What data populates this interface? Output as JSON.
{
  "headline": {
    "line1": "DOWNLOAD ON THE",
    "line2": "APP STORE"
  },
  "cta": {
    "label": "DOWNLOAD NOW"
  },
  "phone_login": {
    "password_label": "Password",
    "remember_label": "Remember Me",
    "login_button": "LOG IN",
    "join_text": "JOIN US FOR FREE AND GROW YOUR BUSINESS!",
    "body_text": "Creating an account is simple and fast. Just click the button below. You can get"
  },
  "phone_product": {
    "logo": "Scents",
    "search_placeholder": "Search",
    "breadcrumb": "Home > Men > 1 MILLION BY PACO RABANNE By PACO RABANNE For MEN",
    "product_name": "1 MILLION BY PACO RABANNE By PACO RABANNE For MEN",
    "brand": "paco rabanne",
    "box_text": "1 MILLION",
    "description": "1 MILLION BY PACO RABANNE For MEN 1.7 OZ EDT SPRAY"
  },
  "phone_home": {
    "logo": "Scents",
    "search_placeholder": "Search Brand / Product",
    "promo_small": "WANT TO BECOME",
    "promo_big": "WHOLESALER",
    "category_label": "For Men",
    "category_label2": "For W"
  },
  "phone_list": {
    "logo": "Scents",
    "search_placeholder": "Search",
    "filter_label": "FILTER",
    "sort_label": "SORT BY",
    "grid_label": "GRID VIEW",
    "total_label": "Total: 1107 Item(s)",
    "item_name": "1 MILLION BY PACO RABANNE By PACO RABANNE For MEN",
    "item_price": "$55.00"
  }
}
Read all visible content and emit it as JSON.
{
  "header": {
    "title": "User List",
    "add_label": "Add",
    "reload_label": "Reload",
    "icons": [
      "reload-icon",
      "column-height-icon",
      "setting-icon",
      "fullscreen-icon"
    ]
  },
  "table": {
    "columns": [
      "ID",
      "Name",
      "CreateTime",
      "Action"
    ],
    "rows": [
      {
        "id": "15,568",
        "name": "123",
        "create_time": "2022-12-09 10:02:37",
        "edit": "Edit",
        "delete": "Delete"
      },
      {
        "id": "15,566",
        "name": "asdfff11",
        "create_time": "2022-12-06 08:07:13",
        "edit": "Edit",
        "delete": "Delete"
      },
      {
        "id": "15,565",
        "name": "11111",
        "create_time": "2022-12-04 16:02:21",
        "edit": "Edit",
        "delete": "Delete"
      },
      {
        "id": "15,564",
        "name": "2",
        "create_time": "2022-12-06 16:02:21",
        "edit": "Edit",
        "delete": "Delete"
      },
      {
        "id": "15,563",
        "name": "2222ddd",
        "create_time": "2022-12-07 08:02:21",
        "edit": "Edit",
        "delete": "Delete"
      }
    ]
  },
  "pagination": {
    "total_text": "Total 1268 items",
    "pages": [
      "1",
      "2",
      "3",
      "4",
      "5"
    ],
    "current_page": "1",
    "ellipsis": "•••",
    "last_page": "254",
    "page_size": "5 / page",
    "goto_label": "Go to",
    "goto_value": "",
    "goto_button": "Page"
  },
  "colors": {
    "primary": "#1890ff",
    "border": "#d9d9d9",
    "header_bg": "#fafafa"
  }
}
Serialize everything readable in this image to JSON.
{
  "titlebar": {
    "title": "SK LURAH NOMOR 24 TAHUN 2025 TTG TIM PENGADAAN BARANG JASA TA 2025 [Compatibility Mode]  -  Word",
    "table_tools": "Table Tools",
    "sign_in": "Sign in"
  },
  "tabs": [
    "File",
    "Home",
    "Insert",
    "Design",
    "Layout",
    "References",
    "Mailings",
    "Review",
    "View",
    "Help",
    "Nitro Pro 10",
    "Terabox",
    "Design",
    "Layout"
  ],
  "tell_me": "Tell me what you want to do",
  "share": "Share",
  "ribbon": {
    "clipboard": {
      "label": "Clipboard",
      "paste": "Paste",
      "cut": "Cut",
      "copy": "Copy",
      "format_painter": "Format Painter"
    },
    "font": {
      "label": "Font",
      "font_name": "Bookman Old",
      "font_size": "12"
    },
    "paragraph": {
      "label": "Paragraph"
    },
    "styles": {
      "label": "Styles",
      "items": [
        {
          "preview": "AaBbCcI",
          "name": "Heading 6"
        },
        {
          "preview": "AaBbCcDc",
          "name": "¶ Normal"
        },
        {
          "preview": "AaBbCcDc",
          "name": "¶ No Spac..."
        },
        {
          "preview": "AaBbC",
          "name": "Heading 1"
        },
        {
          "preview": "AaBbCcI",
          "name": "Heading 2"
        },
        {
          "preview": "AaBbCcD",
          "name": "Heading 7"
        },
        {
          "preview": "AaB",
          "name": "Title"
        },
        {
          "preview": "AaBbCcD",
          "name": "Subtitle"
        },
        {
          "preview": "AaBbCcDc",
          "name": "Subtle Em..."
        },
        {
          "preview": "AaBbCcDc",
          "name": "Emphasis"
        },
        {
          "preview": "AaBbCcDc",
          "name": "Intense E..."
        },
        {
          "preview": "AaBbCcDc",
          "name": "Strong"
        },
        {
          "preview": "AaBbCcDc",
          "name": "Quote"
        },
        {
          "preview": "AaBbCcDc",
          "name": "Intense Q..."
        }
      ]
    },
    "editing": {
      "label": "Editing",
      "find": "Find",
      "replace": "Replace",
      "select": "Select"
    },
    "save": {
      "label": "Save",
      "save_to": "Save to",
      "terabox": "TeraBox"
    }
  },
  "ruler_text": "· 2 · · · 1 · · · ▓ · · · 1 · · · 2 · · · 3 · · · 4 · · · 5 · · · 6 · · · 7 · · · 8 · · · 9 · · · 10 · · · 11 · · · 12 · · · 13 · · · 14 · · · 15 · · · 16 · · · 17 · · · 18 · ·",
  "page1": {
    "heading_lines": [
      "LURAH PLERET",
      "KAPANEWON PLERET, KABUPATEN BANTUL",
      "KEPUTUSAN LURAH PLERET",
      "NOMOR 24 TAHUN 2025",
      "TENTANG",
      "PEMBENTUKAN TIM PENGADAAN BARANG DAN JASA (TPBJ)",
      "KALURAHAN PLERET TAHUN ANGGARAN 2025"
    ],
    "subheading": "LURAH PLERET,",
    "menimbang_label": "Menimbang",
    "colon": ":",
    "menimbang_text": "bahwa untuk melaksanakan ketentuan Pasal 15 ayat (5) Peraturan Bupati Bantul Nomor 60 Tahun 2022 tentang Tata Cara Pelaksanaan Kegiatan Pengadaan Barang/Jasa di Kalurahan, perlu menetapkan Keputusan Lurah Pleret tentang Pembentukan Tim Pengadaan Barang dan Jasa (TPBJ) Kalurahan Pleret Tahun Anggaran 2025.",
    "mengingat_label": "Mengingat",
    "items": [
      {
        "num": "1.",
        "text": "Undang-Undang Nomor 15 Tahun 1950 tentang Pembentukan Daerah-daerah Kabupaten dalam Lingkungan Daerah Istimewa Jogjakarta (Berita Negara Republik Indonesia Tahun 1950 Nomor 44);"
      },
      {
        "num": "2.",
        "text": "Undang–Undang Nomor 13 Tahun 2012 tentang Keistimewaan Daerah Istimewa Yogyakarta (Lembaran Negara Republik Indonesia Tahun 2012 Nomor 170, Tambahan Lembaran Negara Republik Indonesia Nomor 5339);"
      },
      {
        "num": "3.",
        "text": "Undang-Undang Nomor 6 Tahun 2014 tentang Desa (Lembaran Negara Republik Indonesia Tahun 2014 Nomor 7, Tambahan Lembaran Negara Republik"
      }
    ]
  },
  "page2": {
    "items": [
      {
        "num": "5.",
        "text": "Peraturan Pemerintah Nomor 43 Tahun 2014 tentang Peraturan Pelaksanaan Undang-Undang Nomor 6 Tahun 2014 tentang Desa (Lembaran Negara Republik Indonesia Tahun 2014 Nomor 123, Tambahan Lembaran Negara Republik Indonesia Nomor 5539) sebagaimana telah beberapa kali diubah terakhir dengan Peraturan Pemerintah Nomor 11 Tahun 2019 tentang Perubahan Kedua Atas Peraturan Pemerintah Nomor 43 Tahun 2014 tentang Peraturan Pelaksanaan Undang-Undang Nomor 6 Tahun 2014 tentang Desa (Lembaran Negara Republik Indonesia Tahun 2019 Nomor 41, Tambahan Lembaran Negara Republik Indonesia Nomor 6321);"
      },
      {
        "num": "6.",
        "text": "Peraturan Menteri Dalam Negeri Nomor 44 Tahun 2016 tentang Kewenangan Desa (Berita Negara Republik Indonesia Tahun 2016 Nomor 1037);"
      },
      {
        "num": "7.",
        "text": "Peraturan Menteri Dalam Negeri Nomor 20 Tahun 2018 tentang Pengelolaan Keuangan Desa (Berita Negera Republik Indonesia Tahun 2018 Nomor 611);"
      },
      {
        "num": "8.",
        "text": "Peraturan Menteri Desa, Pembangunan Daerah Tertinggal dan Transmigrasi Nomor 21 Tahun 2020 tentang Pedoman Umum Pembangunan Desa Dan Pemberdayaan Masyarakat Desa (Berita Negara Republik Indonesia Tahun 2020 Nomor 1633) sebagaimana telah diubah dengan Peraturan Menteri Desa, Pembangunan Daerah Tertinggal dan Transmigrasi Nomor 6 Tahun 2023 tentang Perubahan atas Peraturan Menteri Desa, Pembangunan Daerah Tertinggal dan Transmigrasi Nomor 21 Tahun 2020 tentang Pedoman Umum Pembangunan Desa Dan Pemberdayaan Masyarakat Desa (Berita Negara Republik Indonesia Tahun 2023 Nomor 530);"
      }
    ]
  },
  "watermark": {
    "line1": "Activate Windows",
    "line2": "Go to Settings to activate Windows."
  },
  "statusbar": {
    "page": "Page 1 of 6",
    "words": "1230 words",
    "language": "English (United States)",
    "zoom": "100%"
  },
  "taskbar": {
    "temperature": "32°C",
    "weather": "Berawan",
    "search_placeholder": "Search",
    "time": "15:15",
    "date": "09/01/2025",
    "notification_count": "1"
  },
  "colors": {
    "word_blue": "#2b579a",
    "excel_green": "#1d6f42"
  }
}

What to produce → Using the listing above, list every line in which the string "DOWNLOAD" occurs.

Reply to the task →
    "line1": "DOWNLOAD ON THE",
    "label": "DOWNLOAD NOW"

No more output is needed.